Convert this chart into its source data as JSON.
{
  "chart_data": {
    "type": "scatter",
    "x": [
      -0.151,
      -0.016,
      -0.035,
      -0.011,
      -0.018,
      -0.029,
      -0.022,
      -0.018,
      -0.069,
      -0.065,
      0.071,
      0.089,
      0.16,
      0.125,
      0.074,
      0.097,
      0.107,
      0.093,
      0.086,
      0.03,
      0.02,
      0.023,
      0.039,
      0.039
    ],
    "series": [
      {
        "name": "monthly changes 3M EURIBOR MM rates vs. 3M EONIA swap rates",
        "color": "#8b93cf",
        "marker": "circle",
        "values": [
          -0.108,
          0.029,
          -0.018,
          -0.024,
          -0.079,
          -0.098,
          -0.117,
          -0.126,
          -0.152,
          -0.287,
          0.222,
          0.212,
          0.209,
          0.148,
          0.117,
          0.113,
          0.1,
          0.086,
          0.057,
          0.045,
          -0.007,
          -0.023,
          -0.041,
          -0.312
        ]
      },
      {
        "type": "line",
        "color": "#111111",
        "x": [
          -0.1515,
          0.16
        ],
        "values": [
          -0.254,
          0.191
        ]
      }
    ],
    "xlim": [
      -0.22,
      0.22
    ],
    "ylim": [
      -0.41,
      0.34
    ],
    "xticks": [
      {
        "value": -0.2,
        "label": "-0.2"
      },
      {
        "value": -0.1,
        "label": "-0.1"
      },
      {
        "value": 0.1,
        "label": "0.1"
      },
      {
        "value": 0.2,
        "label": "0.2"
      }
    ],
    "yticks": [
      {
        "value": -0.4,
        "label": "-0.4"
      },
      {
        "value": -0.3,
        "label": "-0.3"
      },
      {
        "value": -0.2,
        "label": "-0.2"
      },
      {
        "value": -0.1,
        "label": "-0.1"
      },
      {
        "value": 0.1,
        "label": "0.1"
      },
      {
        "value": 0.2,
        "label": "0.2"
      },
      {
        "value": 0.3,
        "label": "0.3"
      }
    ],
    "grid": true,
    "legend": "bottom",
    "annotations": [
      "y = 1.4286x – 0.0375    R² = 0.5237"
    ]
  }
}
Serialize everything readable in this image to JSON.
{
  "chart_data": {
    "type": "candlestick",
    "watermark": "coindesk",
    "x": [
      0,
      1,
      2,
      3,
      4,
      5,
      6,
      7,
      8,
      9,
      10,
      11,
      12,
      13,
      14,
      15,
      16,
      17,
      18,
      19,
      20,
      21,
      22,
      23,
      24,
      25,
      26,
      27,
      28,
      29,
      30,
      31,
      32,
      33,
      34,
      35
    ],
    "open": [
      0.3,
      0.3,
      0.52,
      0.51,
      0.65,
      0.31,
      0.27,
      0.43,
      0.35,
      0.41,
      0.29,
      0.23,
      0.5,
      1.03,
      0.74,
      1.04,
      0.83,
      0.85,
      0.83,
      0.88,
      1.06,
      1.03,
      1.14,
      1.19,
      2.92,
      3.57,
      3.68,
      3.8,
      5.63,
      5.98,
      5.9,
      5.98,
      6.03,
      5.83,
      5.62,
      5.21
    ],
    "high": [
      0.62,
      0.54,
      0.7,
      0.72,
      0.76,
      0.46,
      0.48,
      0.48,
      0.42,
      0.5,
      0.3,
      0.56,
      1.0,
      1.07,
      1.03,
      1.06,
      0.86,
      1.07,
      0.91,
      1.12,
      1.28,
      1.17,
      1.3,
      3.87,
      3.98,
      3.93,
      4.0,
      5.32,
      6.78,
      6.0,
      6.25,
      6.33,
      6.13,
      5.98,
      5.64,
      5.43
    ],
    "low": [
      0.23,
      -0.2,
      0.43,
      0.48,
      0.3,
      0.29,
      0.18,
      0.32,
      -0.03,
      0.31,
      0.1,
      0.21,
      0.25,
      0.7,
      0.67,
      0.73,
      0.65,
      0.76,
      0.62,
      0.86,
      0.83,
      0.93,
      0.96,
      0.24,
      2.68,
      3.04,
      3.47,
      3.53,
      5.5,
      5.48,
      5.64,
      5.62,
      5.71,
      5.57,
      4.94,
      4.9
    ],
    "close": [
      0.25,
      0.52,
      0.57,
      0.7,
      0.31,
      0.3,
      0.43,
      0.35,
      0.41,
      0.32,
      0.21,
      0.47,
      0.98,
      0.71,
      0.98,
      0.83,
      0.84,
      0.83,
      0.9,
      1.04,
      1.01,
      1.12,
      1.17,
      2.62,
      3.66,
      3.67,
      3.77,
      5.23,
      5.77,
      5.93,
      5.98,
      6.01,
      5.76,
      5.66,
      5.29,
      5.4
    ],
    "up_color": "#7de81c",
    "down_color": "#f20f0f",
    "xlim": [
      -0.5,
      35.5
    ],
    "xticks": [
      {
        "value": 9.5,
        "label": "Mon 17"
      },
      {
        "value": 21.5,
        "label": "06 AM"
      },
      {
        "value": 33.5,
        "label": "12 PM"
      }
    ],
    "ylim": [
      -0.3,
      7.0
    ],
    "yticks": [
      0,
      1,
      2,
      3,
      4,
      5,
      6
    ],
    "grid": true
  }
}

......

Copy each line from the data above that includes "JSON".

REPLY:
Convert this chart into its source data as JSON.
Serialize everything readable in this image to JSON.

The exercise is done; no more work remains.